• [THE PROBLEM]
Write the number of lines holding the word "with", and nothing else.

[Stored data]

----

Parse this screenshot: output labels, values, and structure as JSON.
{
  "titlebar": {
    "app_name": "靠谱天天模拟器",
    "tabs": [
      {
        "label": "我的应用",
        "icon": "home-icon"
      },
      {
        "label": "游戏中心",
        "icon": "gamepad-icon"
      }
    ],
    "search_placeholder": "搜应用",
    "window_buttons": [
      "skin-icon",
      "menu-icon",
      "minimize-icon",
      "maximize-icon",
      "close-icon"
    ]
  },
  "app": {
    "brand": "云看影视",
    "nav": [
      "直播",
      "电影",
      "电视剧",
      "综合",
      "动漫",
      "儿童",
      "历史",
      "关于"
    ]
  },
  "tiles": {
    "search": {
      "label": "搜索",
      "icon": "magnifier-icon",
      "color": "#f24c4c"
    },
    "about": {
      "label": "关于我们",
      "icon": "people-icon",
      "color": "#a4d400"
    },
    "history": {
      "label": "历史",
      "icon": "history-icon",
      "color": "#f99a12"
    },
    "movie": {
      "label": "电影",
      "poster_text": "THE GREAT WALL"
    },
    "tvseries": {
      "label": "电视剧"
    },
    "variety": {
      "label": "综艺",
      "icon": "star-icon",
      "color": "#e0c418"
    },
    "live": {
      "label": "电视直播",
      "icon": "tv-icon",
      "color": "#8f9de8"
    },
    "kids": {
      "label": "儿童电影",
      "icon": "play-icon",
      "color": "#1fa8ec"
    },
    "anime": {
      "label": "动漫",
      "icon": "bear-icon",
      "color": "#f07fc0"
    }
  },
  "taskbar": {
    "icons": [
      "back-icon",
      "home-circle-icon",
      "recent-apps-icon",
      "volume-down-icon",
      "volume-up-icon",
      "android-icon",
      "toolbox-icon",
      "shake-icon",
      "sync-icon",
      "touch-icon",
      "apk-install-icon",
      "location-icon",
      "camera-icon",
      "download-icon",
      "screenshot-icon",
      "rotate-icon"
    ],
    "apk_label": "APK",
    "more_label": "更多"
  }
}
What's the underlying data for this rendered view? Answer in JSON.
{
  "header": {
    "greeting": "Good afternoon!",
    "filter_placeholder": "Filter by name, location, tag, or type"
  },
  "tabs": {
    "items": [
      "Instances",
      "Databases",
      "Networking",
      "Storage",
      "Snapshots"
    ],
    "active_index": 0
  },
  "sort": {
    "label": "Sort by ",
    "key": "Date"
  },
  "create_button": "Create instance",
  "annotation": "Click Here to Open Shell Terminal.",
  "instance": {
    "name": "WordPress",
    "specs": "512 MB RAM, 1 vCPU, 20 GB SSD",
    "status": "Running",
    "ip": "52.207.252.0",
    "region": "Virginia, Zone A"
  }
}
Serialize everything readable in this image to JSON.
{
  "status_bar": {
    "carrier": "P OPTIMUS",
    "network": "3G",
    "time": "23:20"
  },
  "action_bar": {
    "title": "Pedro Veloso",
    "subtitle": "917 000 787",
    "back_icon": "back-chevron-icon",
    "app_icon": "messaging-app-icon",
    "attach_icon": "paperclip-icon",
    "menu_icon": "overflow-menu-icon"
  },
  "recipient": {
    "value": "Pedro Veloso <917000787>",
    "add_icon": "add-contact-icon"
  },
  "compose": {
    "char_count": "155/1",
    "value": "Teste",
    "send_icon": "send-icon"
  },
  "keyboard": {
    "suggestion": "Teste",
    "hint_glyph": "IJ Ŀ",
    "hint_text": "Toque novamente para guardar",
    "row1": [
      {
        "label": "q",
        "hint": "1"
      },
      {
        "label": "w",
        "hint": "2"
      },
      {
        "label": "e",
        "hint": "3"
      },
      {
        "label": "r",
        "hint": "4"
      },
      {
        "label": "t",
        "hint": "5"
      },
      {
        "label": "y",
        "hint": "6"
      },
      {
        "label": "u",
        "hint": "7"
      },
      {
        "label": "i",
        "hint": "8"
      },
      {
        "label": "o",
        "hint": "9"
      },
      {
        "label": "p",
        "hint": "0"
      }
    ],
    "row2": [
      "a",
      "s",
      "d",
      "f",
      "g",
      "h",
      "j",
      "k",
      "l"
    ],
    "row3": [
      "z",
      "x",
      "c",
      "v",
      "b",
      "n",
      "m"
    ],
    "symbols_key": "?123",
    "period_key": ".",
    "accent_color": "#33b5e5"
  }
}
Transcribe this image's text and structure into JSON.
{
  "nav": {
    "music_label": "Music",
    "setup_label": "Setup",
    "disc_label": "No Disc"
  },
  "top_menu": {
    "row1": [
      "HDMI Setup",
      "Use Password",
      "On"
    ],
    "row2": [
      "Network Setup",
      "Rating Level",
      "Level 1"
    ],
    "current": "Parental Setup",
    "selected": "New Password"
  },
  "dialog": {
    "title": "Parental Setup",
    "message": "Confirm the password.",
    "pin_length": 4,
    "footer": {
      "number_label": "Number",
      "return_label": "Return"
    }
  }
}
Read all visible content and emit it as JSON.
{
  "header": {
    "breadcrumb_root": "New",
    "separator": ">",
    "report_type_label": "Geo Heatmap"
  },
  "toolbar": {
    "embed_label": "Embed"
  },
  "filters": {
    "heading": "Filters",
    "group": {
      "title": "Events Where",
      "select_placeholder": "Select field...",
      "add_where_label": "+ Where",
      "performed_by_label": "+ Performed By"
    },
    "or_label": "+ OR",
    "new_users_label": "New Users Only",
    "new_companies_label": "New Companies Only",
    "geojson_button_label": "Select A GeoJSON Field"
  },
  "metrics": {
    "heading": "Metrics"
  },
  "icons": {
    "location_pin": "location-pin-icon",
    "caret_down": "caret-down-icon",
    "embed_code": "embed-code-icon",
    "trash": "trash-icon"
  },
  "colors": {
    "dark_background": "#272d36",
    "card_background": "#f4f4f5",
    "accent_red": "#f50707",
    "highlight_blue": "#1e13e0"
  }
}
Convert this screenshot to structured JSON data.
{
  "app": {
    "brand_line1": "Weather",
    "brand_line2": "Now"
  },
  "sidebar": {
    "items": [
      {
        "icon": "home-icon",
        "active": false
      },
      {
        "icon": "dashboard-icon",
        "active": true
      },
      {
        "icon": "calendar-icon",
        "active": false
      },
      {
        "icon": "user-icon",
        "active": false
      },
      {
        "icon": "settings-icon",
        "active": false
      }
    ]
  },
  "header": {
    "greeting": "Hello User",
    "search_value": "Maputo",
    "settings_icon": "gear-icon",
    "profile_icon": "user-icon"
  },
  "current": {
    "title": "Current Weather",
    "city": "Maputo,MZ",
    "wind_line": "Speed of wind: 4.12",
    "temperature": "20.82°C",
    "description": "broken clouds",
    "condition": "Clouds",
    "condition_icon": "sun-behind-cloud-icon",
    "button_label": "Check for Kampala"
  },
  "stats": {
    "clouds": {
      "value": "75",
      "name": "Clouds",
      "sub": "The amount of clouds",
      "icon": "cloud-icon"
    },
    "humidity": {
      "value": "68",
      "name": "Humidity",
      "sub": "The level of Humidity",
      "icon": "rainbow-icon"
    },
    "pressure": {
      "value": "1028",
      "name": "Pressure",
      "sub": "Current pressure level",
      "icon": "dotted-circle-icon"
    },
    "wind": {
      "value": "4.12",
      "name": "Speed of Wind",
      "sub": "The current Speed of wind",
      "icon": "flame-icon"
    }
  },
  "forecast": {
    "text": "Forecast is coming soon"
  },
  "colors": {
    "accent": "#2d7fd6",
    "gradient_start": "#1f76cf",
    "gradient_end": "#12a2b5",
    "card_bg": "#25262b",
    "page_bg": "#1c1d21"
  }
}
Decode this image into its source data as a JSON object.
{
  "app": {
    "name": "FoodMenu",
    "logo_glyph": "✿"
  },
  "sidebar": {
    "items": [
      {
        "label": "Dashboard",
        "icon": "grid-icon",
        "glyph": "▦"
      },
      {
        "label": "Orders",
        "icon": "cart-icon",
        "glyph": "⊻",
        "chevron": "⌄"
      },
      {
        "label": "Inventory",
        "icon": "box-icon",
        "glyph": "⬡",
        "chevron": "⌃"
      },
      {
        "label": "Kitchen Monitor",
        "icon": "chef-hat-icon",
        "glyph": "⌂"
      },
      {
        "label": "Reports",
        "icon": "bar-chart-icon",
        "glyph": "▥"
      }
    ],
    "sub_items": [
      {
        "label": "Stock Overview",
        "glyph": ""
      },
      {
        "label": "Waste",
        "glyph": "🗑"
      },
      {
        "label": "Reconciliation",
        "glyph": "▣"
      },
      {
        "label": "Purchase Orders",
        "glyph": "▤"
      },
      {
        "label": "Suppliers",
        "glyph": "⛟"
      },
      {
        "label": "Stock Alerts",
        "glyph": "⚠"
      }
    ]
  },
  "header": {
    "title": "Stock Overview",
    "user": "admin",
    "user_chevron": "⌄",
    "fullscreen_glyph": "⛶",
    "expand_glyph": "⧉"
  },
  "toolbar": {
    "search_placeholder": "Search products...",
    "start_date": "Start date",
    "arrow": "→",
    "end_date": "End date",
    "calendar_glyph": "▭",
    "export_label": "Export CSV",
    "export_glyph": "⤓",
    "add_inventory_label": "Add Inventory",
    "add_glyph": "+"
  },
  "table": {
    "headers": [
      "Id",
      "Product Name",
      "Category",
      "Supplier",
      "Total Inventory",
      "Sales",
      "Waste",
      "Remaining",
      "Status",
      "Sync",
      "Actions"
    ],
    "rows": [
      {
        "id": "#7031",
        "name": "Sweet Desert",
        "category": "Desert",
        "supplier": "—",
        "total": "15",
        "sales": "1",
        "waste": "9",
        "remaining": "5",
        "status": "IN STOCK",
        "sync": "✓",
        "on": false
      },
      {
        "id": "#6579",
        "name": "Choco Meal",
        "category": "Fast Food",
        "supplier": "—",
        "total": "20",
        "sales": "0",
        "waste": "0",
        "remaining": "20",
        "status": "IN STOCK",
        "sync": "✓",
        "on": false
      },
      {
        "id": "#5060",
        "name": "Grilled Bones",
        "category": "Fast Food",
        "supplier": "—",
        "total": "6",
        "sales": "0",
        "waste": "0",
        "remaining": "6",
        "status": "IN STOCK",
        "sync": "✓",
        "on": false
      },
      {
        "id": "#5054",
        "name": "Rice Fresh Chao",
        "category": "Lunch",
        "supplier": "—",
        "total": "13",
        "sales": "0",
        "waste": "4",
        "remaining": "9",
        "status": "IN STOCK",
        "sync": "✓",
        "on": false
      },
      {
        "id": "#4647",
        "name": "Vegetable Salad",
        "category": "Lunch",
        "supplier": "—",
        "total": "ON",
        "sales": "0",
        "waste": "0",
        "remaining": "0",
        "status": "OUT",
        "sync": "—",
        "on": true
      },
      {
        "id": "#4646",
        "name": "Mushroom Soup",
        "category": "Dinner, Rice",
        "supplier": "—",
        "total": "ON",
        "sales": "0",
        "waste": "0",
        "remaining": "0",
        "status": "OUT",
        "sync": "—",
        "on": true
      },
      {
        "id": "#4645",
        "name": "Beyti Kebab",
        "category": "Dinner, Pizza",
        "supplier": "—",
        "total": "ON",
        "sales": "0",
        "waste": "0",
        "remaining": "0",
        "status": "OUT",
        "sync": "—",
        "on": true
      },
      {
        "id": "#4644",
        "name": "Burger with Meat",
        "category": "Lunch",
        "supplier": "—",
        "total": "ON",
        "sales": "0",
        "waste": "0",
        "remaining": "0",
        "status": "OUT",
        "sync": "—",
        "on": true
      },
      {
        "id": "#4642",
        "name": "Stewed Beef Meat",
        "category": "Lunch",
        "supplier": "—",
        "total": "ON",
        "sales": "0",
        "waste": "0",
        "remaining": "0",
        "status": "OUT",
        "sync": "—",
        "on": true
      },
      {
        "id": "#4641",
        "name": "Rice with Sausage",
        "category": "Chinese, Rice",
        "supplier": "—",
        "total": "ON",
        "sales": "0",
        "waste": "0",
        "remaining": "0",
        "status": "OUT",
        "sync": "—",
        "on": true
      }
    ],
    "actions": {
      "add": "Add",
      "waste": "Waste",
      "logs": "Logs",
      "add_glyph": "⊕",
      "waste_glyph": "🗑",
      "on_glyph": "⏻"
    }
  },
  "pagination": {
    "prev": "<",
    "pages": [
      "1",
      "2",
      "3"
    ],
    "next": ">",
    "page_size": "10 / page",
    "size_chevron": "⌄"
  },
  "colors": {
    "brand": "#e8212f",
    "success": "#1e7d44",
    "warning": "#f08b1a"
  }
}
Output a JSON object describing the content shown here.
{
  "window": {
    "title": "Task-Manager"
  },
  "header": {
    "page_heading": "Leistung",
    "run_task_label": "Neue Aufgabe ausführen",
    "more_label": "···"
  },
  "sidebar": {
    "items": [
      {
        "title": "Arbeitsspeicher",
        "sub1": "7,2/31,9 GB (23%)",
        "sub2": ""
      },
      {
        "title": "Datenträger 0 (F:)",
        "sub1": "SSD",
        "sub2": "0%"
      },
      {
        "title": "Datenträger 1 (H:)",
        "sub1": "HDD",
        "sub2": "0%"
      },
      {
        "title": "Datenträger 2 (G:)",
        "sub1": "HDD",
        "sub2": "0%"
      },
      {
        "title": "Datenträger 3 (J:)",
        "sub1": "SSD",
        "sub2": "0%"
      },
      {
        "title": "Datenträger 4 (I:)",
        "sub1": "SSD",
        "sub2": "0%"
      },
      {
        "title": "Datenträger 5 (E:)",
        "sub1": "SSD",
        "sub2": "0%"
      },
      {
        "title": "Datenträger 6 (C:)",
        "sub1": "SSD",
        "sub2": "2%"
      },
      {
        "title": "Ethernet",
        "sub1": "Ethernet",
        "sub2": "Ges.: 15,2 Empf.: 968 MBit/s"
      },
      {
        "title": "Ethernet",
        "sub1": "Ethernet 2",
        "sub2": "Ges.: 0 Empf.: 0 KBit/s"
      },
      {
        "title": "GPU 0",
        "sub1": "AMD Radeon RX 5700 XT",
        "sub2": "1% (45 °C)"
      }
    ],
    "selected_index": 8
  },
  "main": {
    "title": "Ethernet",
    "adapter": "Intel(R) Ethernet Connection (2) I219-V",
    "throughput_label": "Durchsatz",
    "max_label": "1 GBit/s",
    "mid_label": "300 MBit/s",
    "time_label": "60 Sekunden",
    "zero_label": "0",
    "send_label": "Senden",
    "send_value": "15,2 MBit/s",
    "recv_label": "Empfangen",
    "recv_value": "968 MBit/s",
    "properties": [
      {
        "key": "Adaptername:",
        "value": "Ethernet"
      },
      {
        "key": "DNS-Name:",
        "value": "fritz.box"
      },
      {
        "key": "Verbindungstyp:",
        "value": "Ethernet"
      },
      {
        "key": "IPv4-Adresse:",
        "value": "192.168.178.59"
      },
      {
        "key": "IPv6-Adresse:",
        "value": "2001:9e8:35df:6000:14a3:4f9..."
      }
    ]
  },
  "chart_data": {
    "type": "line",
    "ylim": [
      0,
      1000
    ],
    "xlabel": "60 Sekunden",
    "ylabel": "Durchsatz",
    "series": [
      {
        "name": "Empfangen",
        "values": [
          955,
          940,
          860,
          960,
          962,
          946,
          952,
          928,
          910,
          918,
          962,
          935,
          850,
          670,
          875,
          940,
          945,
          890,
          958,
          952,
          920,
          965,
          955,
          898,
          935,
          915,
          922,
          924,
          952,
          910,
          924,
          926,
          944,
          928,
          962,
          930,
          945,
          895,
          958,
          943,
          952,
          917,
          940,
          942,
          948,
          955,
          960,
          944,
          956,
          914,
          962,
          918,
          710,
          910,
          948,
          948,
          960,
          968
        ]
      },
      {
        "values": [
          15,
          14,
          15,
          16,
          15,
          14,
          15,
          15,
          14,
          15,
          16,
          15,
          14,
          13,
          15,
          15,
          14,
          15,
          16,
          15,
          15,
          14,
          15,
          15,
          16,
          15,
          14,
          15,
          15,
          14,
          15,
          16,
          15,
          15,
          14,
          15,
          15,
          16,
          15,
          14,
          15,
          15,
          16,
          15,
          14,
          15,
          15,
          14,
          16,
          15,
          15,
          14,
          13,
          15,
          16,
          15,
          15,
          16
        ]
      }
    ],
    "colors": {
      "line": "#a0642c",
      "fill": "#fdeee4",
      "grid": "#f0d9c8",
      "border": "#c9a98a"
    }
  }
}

----

• [REPLY TO THE TASK]
2